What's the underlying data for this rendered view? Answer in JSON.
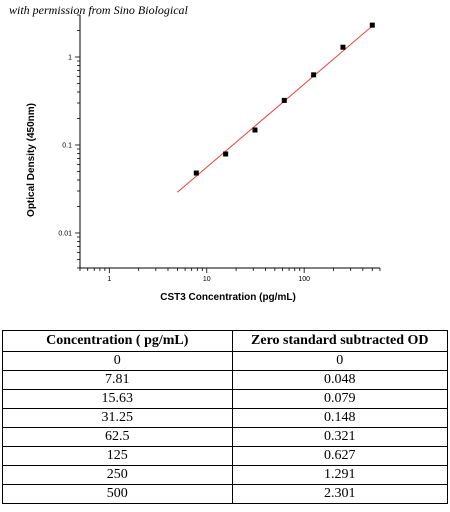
{
  "attribution": "with permission from Sino Biological",
  "chart_data": {
    "type": "scatter",
    "xlabel": "CST3 Concentration (pg/mL)",
    "ylabel": "Optical Density (450nm)",
    "x_scale": "log",
    "y_scale": "log",
    "xlim": [
      0.5,
      600
    ],
    "ylim": [
      0.004,
      3
    ],
    "x_ticks": [
      1,
      10,
      100
    ],
    "x_tick_labels": [
      "1",
      "10",
      "100"
    ],
    "y_ticks": [
      0.01,
      0.1,
      1
    ],
    "y_tick_labels": [
      "0.01",
      "0.1",
      "1"
    ],
    "grid": false,
    "points": {
      "x": [
        7.81,
        15.63,
        31.25,
        62.5,
        125,
        250,
        500
      ],
      "y": [
        0.048,
        0.079,
        0.148,
        0.321,
        0.627,
        1.291,
        2.301
      ]
    },
    "fit_line": {
      "color": "#e8433c",
      "x": [
        5,
        500
      ],
      "y": [
        0.029,
        2.25
      ]
    }
  },
  "table": {
    "headers": [
      "Concentration ( pg/mL)",
      "Zero standard subtracted OD"
    ],
    "rows": [
      [
        "0",
        "0"
      ],
      [
        "7.81",
        "0.048"
      ],
      [
        "15.63",
        "0.079"
      ],
      [
        "31.25",
        "0.148"
      ],
      [
        "62.5",
        "0.321"
      ],
      [
        "125",
        "0.627"
      ],
      [
        "250",
        "1.291"
      ],
      [
        "500",
        "2.301"
      ]
    ]
  }
}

*WORK REQUIRED*. Please set down each line of the data above exactly as written, without the pictures.

*TASK SOLUTION*.
What's the underlying data for this rendered view? Answer in JSON.
{
  "attribution": "with permission from Sino Biological",
  "chart_data": {
    "type": "scatter",
    "xlabel": "CST3 Concentration (pg/mL)",
    "ylabel": "Optical Density (450nm)",
    "x_scale": "log",
    "y_scale": "log",
    "xlim": [
      0.5,
      600
    ],
    "ylim": [
      0.004,
      3
    ],
    "x_ticks": [
      1,
      10,
      100
    ],
    "x_tick_labels": [
      "1",
      "10",
      "100"
    ],
    "y_ticks": [
      0.01,
      0.1,
      1
    ],
    "y_tick_labels": [
      "0.01",
      "0.1",
      "1"
    ],
    "grid": false,
    "points": {
      "x": [
        7.81,
        15.63,
        31.25,
        62.5,
        125,
        250,
        500
      ],
      "y": [
        0.048,
        0.079,
        0.148,
        0.321,
        0.627,
        1.291,
        2.301
      ]
    },
    "fit_line": {
      "color": "#e8433c",
      "x": [
        5,
        500
      ],
      "y": [
        0.029,
        2.25
      ]
    }
  },
  "table": {
    "headers": [
      "Concentration ( pg/mL)",
      "Zero standard subtracted OD"
    ],
    "rows": [
      [
        "0",
        "0"
      ],
      [
        "7.81",
        "0.048"
      ],
      [
        "15.63",
        "0.079"
      ],
      [
        "31.25",
        "0.148"
      ],
      [
        "62.5",
        "0.321"
      ],
      [
        "125",
        "0.627"
      ],
      [
        "250",
        "1.291"
      ],
      [
        "500",
        "2.301"
      ]
    ]
  }
}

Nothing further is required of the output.